Data entries for graphics:

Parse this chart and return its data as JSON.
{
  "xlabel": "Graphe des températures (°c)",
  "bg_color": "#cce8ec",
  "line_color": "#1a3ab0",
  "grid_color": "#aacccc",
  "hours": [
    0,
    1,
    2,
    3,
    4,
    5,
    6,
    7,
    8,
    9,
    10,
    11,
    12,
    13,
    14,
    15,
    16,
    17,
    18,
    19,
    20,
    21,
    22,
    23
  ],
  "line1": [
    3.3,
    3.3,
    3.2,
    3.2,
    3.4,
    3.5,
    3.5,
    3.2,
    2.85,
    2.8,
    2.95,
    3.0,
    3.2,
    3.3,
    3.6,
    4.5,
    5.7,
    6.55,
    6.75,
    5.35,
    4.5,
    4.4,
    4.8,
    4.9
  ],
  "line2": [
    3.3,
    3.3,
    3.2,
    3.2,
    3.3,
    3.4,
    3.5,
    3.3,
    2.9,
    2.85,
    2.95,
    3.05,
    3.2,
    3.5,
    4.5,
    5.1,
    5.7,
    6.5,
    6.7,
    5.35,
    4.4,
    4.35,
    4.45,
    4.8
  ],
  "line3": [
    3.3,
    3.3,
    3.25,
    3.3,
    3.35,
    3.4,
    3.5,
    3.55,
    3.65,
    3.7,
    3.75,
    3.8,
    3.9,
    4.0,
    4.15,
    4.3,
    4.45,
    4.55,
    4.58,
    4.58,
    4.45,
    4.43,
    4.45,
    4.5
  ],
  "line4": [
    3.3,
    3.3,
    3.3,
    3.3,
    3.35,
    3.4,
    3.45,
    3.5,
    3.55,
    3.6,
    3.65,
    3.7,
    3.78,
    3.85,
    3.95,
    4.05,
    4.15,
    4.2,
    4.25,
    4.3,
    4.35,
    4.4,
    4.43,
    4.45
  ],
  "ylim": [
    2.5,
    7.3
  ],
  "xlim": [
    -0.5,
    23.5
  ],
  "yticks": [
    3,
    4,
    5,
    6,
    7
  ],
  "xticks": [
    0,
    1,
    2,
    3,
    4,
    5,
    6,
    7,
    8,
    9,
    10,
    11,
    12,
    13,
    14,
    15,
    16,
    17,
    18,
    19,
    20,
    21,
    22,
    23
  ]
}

Your instructions: Copy out each line above, character for character.

Result:
Parse this chart and return its data as JSON.
{
  "xlabel": "Graphe des températures (°c)",
  "bg_color": "#cce8ec",
  "line_color": "#1a3ab0",
  "grid_color": "#aacccc",
  "hours": [
    0,
    1,
    2,
    3,
    4,
    5,
    6,
    7,
    8,
    9,
    10,
    11,
    12,
    13,
    14,
    15,
    16,
    17,
    18,
    19,
    20,
    21,
    22,
    23
  ],
  "line1": [
    3.3,
    3.3,
    3.2,
    3.2,
    3.4,
    3.5,
    3.5,
    3.2,
    2.85,
    2.8,
    2.95,
    3.0,
    3.2,
    3.3,
    3.6,
    4.5,
    5.7,
    6.55,
    6.75,
    5.35,
    4.5,
    4.4,
    4.8,
    4.9
  ],
  "line2": [
    3.3,
    3.3,
    3.2,
    3.2,
    3.3,
    3.4,
    3.5,
    3.3,
    2.9,
    2.85,
    2.95,
    3.05,
    3.2,
    3.5,
    4.5,
    5.1,
    5.7,
    6.5,
    6.7,
    5.35,
    4.4,
    4.35,
    4.45,
    4.8
  ],
  "line3": [
    3.3,
    3.3,
    3.25,
    3.3,
    3.35,
    3.4,
    3.5,
    3.55,
    3.65,
    3.7,
    3.75,
    3.8,
    3.9,
    4.0,
    4.15,
    4.3,
    4.45,
    4.55,
    4.58,
    4.58,
    4.45,
    4.43,
    4.45,
    4.5
  ],
  "line4": [
    3.3,
    3.3,
    3.3,
    3.3,
    3.35,
    3.4,
    3.45,
    3.5,
    3.55,
    3.6,
    3.65,
    3.7,
    3.78,
    3.85,
    3.95,
    4.05,
    4.15,
    4.2,
    4.25,
    4.3,
    4.35,
    4.4,
    4.43,
    4.45
  ],
  "ylim": [
    2.5,
    7.3
  ],
  "xlim": [
    -0.5,
    23.5
  ],
  "yticks": [
    3,
    4,
    5,
    6,
    7
  ],
  "xticks": [
    0,
    1,
    2,
    3,
    4,
    5,
    6,
    7,
    8,
    9,
    10,
    11,
    12,
    13,
    14,
    15,
    16,
    17,
    18,
    19,
    20,
    21,
    22,
    23
  ]
}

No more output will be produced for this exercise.